* **WHAT TO PRODUCE**
From the entries below, please gather each line containing the string "starka".

──────── EXCERPTED RECORDS ────────

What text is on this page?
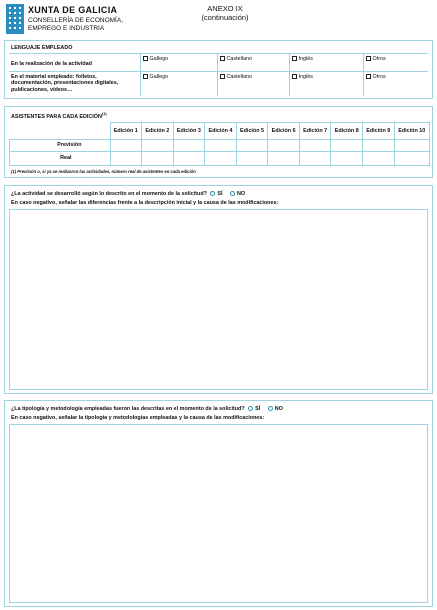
XUNTA DE GALICIA
CONSELLERÍA DE ECONOMÍA,
EMPREGO E INDUSTRIA
ANEXO IX
(continuación)
LENGUAJE EMPLEADO
En la realización de la actividad
Gallego	Castellano	Inglés	Otros
En el material empleado: folletos, documentación, presentaciones digitales, publicaciones, vídeos…
Gallego	Castellano	Inglés	Otros
ASISTENTES PARA CADA EDICIÓN$^{(1)}$
	Edición 1	Edición 2	Edición 3	Edición 4	Edición 5	Edición 6	Edición 7	Edición 8	Edición 9	Edición 10
Previsión										
Real										
(1) Previsión o, si ya se realizaron las actividades, número real de asistentes en cada edición
¿La actividad se desarrolló según lo descrito en el momento de la solicitud? SÍ	NO
En caso negativo, señalar las diferencias frente a la descripción inicial y la causa de las modificaciones:
¿La tipología y metodología empleadas fueron las descritas en el momento de la solicitud? SÍ	NO
En caso negativo, señalar la tipología y metodologías empleadas y la causa de las modificaciones:
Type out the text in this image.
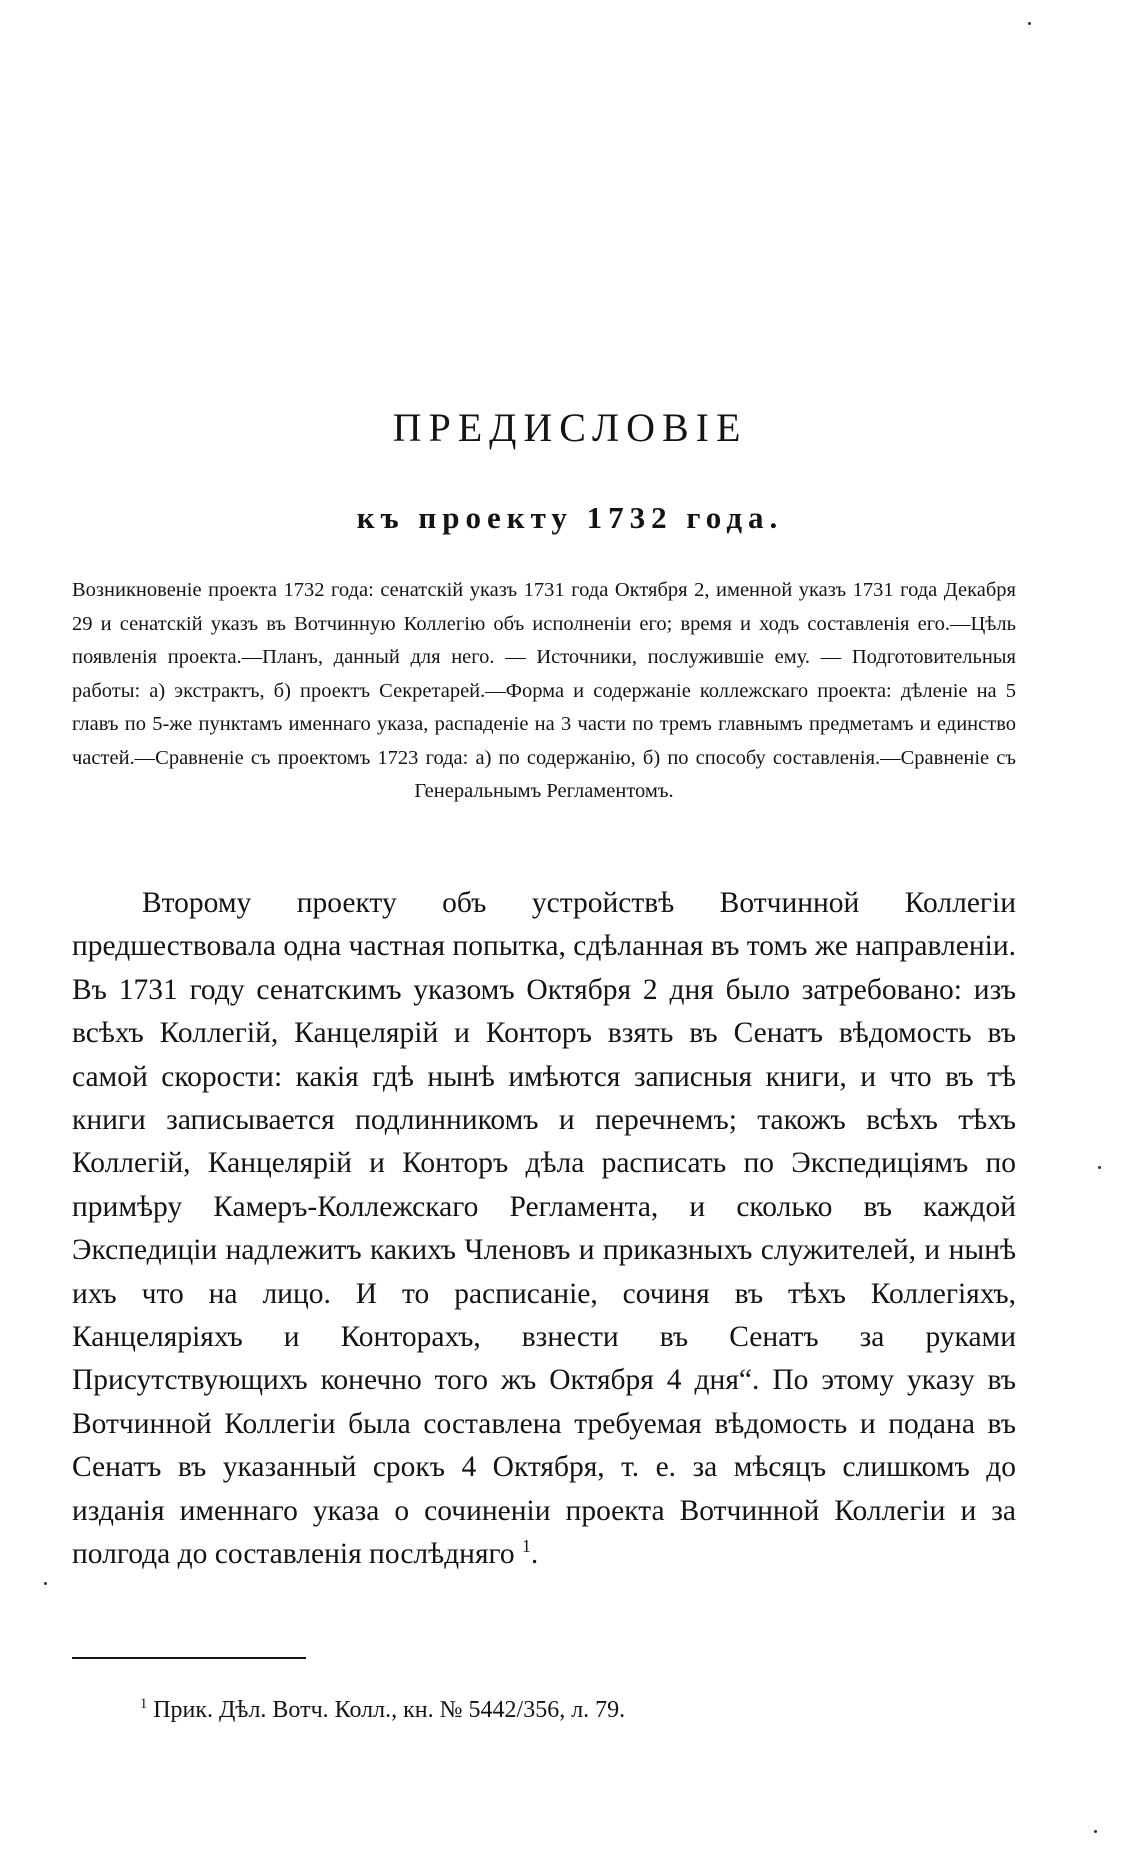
ПРЕДИСЛОВІЕ
къ проекту 1732 года.

Возникновеніе проекта 1732 года: сенатскій указъ 1731 года Октября 2, именной указъ 1731 года Декабря 29 и сенатскій указъ въ Вотчинную Коллегію объ исполненіи его; время и ходъ составленія его.—Цѣль появленія проекта.—Планъ, данный для него. — Источники, послужившіе ему. — Подготовительныя работы: а) экстрактъ, б) проектъ Секретарей.—Форма и содержаніе коллежскаго проекта: дѣленіе на 5 главъ по 5-же пунктамъ именнаго указа, распаденіе на 3 части по тремъ главнымъ предметамъ и единство частей.—Сравненіе съ проектомъ 1723 года: а) по содержанію, б) по способу составленія.—Сравненіе съ Генеральнымъ Регламентомъ.

Второму проекту объ устройствѣ Вотчинной Коллегіи предшествовала одна частная попытка, сдѣланная въ томъ же направленіи. Въ 1731 году сенатскимъ указомъ Октября 2 дня было затребовано: изъ всѣхъ Коллегій, Канцелярій и Конторъ взять въ Сенатъ вѣдомость въ самой скорости: какія гдѣ нынѣ имѣются записныя книги, и что въ тѣ книги записывается подлинникомъ и перечнемъ; такожъ всѣхъ тѣхъ Коллегій, Канцелярій и Конторъ дѣла расписать по Экспедиціямъ по примѣру Камеръ-Коллежскаго Регламента, и сколько въ каждой Экспедиціи надлежитъ какихъ Членовъ и приказныхъ служителей, и нынѣ ихъ что на лицо. И то расписаніе, сочиня въ тѣхъ Коллегіяхъ, Канцеляріяхъ и Конторахъ, взнести въ Сенатъ за руками Присутствующихъ конечно того жъ Октября 4 дня“. По этому указу въ Вотчинной Коллегіи была составлена требуемая вѣдомость и подана въ Сенатъ въ указанный срокъ 4 Октября, т. е. за мѣсяцъ слишкомъ до изданія именнаго указа о сочиненіи проекта Вотчинной Коллегіи и за полгода до составленія послѣдняго $^1$.

$^1$ Прик. Дѣл. Вотч. Колл., кн. № 5442/356, л. 79.
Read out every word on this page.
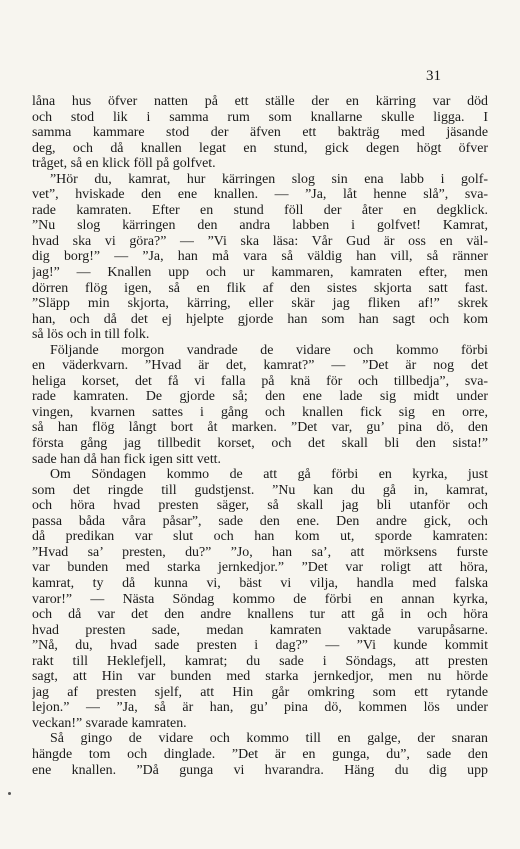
31
låna hus öfver natten på ett ställe der en kärring var död
och stod lik i samma rum som knallarne skulle ligga. I
samma kammare stod der äfven ett bakträg med jäsande
deg, och då knallen legat en stund, gick degen högt öfver
tråget, så en klick föll på golfvet.
”Hör du, kamrat, hur kärringen slog sin ena labb i golf-
vet”, hviskade den ene knallen. — ”Ja, låt henne slå”, sva-
rade kamraten. Efter en stund föll der åter en degklick.
”Nu slog kärringen den andra labben i golfvet! Kamrat,
hvad ska vi göra?” — ”Vi ska läsa: Vår Gud är oss en väl-
dig borg!” — ”Ja, han må vara så väldig han vill, så ränner
jag!” — Knallen upp och ur kammaren, kamraten efter, men
dörren flög igen, så en flik af den sistes skjorta satt fast.
”Släpp min skjorta, kärring, eller skär jag fliken af!” skrek
han, och då det ej hjelpte gjorde han som han sagt och kom
så lös och in till folk.
Följande morgon vandrade de vidare och kommo förbi
en väderkvarn. ”Hvad är det, kamrat?” — ”Det är nog det
heliga korset, det få vi falla på knä för och tillbedja”, sva-
rade kamraten. De gjorde så; den ene lade sig midt under
vingen, kvarnen sattes i gång och knallen fick sig en orre,
så han flög långt bort åt marken. ”Det var, gu’ pina dö, den
första gång jag tillbedit korset, och det skall bli den sista!”
sade han då han fick igen sitt vett.
Om Söndagen kommo de att gå förbi en kyrka, just
som det ringde till gudstjenst. ”Nu kan du gå in, kamrat,
och höra hvad presten säger, så skall jag bli utanför och
passa båda våra påsar”, sade den ene. Den andre gick, och
då predikan var slut och han kom ut, sporde kamraten:
”Hvad sa’ presten, du?” ”Jo, han sa’, att mörksens furste
var bunden med starka jernkedjor.” ”Det var roligt att höra,
kamrat, ty då kunna vi, bäst vi vilja, handla med falska
varor!” — Nästa Söndag kommo de förbi en annan kyrka,
och då var det den andre knallens tur att gå in och höra
hvad presten sade, medan kamraten vaktade varupåsarne.
”Nå, du, hvad sade presten i dag?” — ”Vi kunde kommit
rakt till Heklefjell, kamrat; du sade i Söndags, att presten
sagt, att Hin var bunden med starka jernkedjor, men nu hörde
jag af presten sjelf, att Hin går omkring som ett rytande
lejon.” — ”Ja, så är han, gu’ pina dö, kommen lös under
veckan!” svarade kamraten.
Så gingo de vidare och kommo till en galge, der snaran
hängde tom och dinglade. ”Det är en gunga, du”, sade den
ene knallen. ”Då gunga vi hvarandra. Häng du dig upp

────────

* **TASK ANSWER**
var bunden med starka jernkedjor.” ”Det var roligt att höra,
sagt, att Hin var bunden med starka jernkedjor, men nu hörde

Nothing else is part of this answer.